Page excerpt »
W3C home > Mailing lists > Public > public-rdf-wg@w3.org > November 2012

Re: Possible test case for turtle?

From: Ivan Herman <ivan@w3.org>
Date: Thu, 22 Nov 2012 09:38:22 -0500
Cc: W3C RDF WG <public-rdf-wg@w3.org>, Andy Seaborne <andy.seaborne@epimorphics.com>
Message-Id: <9655B109-15CE-4228-ACBC-B0A50549D7E9@w3.org>
To: Gavin Carothers <gavin@carothers.name>, Eric Prud'hommeaux <eric@w3.org>
Hm. Actually, it turns out that rdflib is wrong, because a '\' is necessary, it should be

> <a> a:b """blablaba bla bla "something here\""""@en .


which raises the issue whether we need test cases for he production of turtle files; here rdflib got it wrong when serializing!

Ivan

On Nov 22, 2012, at 09:34 , Ivan Herman wrote:

> Gavin, Eric,
> 
> this is an issue that came up on the RDFLib mailing list. Essentially, what it says is that the following turtle string
> 
> <a> a:b """blablaba bla bla "something here""""@en .
> 
> seems to be correct per turtle spec (which I think is true) but jena, sesame, or redland fail on it (rdflib does not).
> 
> Maybe worth adding a test case for this then...
> 
> Ivan
> 
> 
> Begin forwarded message:
> 
>> From: Osma Suominen <osma.suominen@aalto.fi>
>> Subject: Quotes not escaped in Turtle long strings
>> Date: November 22, 2012 08:20:28 EST
>> To: rdflib-dev@googlegroups.com
>> Reply-To: rdflib-dev@googlegroups.com
>> List-Id: <rdflib-dev.googlegroups.com>
>> 
>> Hi,
>> 
>> I stumbled on yet another Turtle incompatibility problem. If I use the latest rdflib version to parse this Turtle document (this is a fragment from the NYT People dataset - yes, the text is a bit nonsensical but it's what they've published):
>> 
>> --cut--
>> @prefix skos:    <http://www.w3.org/2004/02/skos/core#> .
>> 
>> <http://data.nytimes.com/13007053909111007903>
>>    skos:definition """'s president from 1983 to 1989. His presidency symbolized the return of democracy in Argentina and other Latin American nations after an era of military dictatorships. He died on March 31, 2009. Argentina Raúl Alfonsín served as
>> Mr. Alfonsín's time in office was one of upheaval that included three failed military coup attempts, hyperinflation and food riots. He won wide praise for prosecuting the military dictators who had preceded him in office.
>> Raúl Ricardo Alfonsín Foulkes was born to a family of shopkeepers in Chascomús on March 12, 1927. His father, an immigrant from Spain, was a passionate supporter of the Loyalists in the Spanish Civil War and a foe of Franco. He graduated from a military academy with a bachelor's degree and the rank of second lieutenant, but he said he \"became fed up with the military.\""""@en .

Written problem 1 »
Please give the part of the listing that opens with its first line and closes with the line containing "volume-bar <box>125 410 128 412</box>" as a JSON list of strings, one string per line, with blank lines left out.

Records shown »

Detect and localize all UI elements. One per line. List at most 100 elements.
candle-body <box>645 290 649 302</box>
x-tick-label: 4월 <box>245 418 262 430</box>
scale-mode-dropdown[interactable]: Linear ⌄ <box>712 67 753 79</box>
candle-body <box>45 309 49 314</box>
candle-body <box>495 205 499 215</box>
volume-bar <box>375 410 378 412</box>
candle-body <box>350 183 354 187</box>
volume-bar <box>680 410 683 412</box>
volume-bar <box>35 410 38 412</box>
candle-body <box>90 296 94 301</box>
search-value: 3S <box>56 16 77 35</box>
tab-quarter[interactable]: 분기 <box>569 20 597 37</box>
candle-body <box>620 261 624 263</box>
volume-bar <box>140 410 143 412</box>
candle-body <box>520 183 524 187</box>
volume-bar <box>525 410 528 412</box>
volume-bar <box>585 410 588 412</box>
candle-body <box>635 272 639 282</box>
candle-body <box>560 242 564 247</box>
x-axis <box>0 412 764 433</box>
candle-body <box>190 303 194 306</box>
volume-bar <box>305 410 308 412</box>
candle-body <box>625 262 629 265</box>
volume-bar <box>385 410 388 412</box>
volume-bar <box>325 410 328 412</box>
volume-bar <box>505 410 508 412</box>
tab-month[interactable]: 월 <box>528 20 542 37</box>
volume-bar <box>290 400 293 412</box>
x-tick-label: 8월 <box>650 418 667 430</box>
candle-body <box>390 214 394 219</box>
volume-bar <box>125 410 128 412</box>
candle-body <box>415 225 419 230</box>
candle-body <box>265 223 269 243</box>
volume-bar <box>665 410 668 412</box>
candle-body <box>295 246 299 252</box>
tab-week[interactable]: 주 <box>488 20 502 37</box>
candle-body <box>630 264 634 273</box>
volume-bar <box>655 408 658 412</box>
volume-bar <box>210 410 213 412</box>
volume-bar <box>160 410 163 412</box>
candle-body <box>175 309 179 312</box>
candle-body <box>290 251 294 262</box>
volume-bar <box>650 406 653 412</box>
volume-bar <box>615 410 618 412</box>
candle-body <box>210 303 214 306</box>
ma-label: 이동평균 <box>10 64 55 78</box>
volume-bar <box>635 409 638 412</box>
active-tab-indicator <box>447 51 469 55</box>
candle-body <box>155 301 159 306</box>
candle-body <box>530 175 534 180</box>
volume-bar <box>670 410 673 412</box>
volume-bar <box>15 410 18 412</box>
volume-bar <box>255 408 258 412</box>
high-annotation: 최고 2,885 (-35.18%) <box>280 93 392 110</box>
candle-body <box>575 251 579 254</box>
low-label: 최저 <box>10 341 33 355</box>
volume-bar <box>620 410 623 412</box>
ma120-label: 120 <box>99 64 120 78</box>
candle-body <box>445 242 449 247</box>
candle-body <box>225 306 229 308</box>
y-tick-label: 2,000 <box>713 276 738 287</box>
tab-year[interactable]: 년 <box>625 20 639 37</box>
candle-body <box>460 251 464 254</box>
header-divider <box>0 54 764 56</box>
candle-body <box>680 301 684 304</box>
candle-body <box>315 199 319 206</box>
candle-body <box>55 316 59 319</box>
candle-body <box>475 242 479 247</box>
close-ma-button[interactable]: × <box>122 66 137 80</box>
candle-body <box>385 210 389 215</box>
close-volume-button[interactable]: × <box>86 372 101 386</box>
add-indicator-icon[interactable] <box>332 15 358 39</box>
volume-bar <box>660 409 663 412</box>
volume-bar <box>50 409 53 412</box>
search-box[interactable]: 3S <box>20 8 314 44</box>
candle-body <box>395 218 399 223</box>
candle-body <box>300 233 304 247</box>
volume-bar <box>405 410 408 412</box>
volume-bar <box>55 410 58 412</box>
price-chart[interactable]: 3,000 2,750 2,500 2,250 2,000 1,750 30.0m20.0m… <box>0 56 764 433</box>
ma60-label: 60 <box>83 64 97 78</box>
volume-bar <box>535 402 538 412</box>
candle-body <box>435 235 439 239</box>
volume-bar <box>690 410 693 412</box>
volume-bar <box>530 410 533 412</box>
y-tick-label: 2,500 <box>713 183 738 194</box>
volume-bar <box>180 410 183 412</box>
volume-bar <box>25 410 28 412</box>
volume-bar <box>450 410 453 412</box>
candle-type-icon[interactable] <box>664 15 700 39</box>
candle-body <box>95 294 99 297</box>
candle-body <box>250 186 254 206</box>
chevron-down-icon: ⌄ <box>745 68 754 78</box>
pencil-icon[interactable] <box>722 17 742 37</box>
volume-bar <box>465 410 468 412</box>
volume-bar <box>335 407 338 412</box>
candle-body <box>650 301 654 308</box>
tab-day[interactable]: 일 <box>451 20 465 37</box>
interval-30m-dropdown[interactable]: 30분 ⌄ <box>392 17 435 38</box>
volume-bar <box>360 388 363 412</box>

Written problem 2 »
In the mailing-list message, which three tools does Ivan Herman say fail on the turtle string?

Expected output 1 »
[
  "Detect and localize all UI elements. One per line. List at most 100 elements.",
  "candle-body <box>645 290 649 302</box>",
  "x-tick-label: 4월 <box>245 418 262 430</box>",
  "scale-mode-dropdown[interactable]: Linear ⌄ <box>712 67 753 79</box>",
  "candle-body <box>45 309 49 314</box>",
  "candle-body <box>495 205 499 215</box>",
  "volume-bar <box>375 410 378 412</box>",
  "candle-body <box>350 183 354 187</box>",
  "volume-bar <box>680 410 683 412</box>",
  "volume-bar <box>35 410 38 412</box>",
  "candle-body <box>90 296 94 301</box>",
  "search-value: 3S <box>56 16 77 35</box>",
  "tab-quarter[interactable]: 분기 <box>569 20 597 37</box>",
  "candle-body <box>620 261 624 263</box>",
  "volume-bar <box>140 410 143 412</box>",
  "candle-body <box>520 183 524 187</box>",
  "volume-bar <box>525 410 528 412</box>",
  "volume-bar <box>585 410 588 412</box>",
  "candle-body <box>635 272 639 282</box>",
  "candle-body <box>560 242 564 247</box>",
  "x-axis <box>0 412 764 433</box>",
  "candle-body <box>190 303 194 306</box>",
  "volume-bar <box>305 410 308 412</box>",
  "candle-body <box>625 262 629 265</box>",
  "volume-bar <box>385 410 388 412</box>",
  "volume-bar <box>325 410 328 412</box>",
  "volume-bar <box>505 410 508 412</box>",
  "tab-month[interactable]: 월 <box>528 20 542 37</box>",
  "volume-bar <box>290 400 293 412</box>",
  "x-tick-label: 8월 <box>650 418 667 430</box>",
  "candle-body <box>390 214 394 219</box>",
  "volume-bar <box>125 410 128 412</box>"
]

Expected output 2 »
Jena, Sesame and Redland.